Task inputs:
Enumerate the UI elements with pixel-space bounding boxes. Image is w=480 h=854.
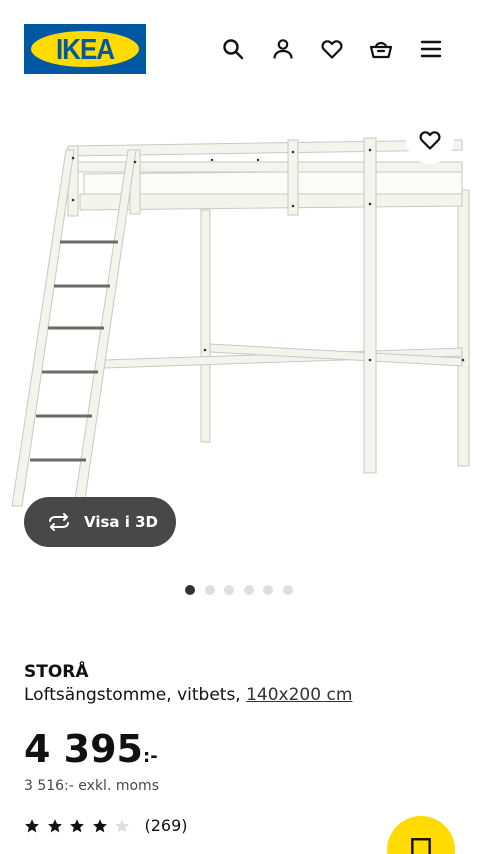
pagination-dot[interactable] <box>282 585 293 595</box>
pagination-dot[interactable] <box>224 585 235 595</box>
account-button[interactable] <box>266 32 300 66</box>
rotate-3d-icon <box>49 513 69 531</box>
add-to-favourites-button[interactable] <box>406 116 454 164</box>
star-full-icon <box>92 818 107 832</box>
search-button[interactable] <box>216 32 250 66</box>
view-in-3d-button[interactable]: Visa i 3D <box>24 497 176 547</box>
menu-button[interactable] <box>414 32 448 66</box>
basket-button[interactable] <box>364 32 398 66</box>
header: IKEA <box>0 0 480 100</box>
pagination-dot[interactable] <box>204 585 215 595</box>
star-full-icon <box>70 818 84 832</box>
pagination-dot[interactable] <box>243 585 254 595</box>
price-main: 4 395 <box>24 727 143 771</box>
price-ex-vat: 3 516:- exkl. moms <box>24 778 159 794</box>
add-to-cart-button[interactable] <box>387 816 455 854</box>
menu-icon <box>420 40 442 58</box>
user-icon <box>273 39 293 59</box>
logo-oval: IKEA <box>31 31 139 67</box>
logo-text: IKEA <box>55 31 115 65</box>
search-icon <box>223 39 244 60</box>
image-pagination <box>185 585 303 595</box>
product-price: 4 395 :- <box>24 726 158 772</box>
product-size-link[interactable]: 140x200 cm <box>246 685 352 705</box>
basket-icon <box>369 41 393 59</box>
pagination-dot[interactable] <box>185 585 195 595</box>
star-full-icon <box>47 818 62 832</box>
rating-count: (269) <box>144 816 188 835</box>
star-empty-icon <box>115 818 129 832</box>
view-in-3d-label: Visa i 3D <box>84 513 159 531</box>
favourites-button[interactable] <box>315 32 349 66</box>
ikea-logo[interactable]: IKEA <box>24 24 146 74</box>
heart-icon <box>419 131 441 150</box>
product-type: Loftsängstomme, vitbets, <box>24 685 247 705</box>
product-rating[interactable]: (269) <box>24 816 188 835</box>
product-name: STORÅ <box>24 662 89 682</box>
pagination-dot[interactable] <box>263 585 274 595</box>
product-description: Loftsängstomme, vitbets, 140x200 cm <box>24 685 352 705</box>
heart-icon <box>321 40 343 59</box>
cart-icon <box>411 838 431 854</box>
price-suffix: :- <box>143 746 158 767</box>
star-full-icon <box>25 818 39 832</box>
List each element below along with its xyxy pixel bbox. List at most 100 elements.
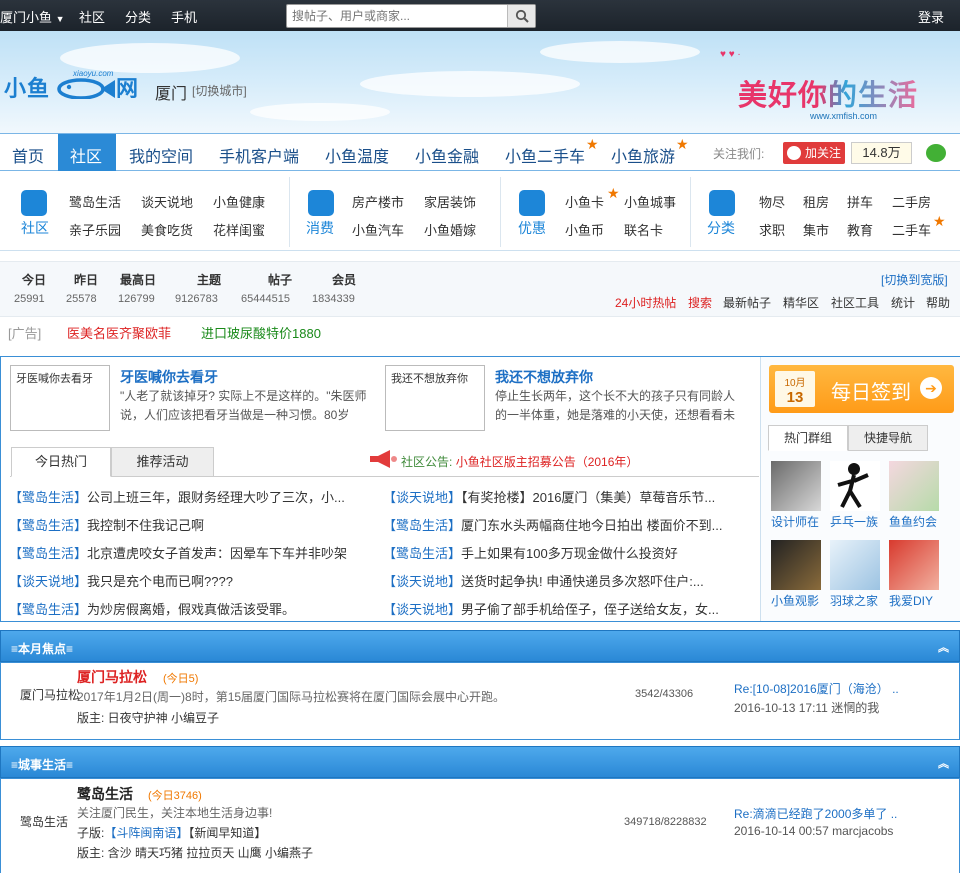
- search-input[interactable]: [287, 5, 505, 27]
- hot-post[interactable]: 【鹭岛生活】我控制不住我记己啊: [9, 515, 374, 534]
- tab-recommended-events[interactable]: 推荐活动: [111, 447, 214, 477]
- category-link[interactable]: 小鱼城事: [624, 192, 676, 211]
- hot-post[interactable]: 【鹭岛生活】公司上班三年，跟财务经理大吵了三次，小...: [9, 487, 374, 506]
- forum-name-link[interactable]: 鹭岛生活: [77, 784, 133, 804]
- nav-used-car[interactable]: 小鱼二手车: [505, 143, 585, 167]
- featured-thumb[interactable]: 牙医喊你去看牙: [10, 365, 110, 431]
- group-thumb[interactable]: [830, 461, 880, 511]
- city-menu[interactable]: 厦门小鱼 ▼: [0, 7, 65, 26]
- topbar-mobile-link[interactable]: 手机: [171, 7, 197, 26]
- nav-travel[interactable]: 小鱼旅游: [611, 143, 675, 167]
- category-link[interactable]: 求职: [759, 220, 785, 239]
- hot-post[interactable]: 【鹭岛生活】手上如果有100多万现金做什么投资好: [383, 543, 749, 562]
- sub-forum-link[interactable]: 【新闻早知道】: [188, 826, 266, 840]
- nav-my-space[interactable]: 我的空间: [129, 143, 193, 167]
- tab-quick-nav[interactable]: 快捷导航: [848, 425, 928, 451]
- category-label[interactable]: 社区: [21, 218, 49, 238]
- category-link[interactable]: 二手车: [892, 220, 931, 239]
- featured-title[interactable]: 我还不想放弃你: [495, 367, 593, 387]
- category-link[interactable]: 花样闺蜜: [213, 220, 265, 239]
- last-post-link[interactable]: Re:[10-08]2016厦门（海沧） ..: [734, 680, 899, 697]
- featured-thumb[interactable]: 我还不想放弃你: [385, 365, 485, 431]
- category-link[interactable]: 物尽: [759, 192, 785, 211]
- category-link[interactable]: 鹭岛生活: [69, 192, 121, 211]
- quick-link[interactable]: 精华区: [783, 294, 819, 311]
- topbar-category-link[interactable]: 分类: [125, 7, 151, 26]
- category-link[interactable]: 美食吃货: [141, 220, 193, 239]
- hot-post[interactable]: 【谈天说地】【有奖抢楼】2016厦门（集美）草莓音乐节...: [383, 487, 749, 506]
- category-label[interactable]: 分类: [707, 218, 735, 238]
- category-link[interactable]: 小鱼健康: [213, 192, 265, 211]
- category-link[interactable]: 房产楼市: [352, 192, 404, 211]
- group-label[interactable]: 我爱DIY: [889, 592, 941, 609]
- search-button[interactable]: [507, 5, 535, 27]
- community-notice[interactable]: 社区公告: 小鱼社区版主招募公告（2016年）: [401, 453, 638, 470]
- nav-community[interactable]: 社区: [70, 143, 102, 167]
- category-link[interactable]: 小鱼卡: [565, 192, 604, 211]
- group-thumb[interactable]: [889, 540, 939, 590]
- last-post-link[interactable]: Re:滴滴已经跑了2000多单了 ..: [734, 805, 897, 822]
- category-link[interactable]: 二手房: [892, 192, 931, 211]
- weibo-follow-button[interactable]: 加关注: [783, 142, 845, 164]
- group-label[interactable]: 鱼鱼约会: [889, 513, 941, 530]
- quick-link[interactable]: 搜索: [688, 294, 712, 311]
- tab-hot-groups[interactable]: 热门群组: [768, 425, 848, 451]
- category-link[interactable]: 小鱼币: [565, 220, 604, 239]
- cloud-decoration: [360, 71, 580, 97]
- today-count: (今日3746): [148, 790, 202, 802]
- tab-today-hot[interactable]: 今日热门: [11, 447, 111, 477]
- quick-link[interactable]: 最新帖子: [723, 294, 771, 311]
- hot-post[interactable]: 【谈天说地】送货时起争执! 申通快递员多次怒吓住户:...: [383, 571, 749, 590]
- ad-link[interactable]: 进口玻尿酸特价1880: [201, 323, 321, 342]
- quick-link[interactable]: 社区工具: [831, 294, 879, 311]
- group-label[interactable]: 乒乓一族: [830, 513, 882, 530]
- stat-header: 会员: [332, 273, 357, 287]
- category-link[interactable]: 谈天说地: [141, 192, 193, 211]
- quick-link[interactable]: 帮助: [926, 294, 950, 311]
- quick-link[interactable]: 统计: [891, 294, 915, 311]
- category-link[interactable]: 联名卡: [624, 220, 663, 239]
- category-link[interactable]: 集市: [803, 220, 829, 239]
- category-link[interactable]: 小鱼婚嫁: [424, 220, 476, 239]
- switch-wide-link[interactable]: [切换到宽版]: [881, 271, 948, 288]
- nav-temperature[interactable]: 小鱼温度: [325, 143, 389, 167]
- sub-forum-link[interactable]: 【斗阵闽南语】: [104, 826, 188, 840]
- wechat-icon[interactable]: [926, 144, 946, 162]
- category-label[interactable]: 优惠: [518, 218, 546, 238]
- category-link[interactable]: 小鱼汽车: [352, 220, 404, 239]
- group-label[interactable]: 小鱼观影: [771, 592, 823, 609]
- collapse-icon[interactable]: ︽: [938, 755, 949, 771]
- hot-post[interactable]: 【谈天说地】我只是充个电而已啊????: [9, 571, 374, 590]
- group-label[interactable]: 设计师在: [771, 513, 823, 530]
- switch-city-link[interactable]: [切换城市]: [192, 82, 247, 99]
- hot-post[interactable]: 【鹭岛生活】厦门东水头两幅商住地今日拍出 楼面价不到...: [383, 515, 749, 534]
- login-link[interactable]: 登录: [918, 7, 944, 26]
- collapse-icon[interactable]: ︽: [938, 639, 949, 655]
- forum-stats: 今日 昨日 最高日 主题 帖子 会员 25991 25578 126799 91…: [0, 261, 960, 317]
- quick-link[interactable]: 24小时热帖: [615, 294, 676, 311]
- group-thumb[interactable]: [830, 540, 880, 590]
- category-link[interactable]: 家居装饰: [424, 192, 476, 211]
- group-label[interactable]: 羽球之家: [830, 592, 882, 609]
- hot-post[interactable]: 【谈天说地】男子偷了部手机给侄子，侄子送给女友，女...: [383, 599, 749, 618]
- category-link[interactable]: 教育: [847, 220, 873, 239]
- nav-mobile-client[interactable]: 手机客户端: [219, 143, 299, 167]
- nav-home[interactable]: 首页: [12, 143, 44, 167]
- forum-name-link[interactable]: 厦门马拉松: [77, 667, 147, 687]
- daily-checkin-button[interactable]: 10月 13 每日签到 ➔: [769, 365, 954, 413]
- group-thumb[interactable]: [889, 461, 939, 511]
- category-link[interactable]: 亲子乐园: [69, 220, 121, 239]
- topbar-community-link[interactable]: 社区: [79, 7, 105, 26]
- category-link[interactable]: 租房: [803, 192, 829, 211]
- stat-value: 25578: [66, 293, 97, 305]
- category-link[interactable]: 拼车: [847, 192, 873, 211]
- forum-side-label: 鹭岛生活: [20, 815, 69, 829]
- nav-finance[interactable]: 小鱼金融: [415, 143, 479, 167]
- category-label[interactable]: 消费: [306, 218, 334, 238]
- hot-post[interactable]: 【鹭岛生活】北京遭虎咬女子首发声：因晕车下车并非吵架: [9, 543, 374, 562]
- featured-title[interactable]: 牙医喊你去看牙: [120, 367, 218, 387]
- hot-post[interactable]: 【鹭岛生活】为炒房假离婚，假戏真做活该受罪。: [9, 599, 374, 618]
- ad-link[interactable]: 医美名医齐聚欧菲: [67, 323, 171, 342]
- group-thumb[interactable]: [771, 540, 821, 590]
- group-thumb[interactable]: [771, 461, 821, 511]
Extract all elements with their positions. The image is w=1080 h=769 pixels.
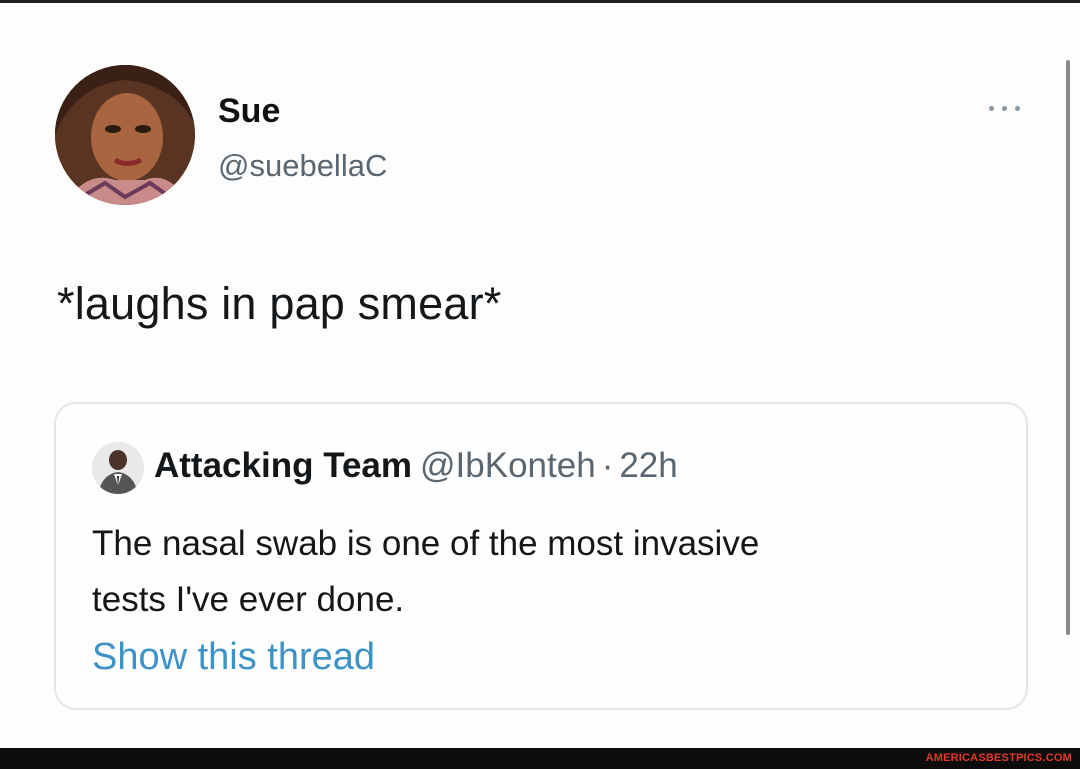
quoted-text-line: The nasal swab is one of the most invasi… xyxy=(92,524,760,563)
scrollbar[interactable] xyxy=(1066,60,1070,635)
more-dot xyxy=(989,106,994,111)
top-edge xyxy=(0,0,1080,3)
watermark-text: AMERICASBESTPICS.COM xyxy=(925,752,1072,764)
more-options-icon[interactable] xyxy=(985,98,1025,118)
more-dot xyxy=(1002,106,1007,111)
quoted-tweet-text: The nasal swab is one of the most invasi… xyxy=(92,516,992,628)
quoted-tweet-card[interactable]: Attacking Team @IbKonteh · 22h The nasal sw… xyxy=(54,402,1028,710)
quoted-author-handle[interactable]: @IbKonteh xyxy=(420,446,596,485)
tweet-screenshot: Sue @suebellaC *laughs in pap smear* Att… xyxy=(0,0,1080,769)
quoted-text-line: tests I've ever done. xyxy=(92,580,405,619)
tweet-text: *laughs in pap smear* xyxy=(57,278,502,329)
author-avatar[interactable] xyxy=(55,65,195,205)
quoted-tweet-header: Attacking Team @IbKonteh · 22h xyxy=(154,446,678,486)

Work to be completed:
Can you pull out the lines from the records above, starting at the one containing "- search-input[interactable]: [287, 5, 505, 27]" and ending at the one containing "543, 749, 562]", and copy them without any change?

Correct answer:
- search-input[interactable]: [287, 5, 505, 27]
- hot-post[interactable]: 【鹭岛生活】我控制不住我记己啊: [9, 515, 374, 534]
- tab-recommended-events[interactable]: 推荐活动: [111, 447, 214, 477]
- category-link[interactable]: 小鱼城事: [624, 192, 676, 211]
- hot-post[interactable]: 【鹭岛生活】公司上班三年，跟财务经理大吵了三次，小...: [9, 487, 374, 506]
- forum-name-link[interactable]: 鹭岛生活: [77, 784, 133, 804]
- nav-used-car[interactable]: 小鱼二手车: [505, 143, 585, 167]
- featured-thumb[interactable]: 牙医喊你去看牙: [10, 365, 110, 431]
- group-thumb[interactable]: [830, 461, 880, 511]
- city-menu[interactable]: 厦门小鱼 ▼: [0, 7, 65, 26]
- topbar-mobile-link[interactable]: 手机: [171, 7, 197, 26]
- nav-travel[interactable]: 小鱼旅游: [611, 143, 675, 167]
- category-link[interactable]: 求职: [759, 220, 785, 239]
- hot-post[interactable]: 【鹭岛生活】手上如果有100多万现金做什么投资好: [383, 543, 749, 562]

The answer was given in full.